§ AIM
Look through the listing below and work out how many of its lines hold the word "index". Give only the number.

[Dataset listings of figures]
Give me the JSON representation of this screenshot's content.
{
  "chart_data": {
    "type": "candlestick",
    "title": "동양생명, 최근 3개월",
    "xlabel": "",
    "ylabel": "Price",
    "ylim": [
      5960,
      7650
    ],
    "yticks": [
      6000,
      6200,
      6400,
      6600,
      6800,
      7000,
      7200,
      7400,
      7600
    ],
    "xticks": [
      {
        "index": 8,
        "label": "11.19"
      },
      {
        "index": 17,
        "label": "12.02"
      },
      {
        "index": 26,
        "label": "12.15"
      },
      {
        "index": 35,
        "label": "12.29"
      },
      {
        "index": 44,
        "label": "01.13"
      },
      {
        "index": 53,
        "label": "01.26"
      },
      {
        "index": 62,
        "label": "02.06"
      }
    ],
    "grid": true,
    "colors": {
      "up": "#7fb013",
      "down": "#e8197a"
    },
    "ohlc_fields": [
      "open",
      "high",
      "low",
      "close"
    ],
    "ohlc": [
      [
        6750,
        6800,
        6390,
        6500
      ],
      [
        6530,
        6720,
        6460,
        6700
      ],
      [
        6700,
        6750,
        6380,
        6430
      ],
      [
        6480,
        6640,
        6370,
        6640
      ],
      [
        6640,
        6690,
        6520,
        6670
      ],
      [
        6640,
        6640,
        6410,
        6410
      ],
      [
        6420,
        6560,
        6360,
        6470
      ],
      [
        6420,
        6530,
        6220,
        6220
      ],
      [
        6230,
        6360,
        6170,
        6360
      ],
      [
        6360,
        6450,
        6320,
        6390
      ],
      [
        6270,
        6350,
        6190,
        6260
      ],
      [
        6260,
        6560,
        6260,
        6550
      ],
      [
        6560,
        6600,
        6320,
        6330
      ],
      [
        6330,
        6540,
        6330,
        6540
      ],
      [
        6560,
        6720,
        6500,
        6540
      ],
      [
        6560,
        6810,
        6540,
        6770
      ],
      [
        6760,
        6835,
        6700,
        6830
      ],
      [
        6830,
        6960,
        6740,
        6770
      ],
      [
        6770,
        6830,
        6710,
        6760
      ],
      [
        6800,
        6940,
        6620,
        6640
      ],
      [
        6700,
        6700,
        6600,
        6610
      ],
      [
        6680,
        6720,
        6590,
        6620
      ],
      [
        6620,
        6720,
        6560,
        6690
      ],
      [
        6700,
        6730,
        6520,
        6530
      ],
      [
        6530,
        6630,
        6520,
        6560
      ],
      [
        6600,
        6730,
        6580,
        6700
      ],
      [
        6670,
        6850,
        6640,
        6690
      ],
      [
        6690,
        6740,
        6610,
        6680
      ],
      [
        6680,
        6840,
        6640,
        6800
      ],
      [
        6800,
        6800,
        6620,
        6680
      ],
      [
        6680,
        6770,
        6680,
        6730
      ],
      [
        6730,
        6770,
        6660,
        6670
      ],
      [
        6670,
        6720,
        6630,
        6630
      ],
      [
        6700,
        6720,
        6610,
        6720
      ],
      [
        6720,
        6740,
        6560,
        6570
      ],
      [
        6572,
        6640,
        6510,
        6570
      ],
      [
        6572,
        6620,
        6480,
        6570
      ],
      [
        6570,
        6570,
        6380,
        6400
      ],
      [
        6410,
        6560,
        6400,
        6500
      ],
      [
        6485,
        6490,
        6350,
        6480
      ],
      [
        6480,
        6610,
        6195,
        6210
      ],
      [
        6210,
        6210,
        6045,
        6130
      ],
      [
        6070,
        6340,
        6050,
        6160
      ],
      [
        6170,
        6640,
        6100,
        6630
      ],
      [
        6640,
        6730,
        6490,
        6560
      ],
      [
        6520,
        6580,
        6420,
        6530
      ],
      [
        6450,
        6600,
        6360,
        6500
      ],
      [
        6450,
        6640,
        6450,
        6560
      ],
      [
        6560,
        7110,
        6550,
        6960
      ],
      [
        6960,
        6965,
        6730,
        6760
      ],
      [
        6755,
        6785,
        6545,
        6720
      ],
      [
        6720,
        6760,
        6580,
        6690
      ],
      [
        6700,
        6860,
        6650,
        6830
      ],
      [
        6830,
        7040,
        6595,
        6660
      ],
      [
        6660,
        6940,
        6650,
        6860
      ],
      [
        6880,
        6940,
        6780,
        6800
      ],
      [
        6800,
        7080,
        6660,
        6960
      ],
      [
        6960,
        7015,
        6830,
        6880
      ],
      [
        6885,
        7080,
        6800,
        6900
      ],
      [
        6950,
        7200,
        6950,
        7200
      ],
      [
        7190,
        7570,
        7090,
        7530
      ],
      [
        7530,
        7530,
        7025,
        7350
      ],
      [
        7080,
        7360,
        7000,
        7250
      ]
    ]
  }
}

§ TASK RESPONSE
7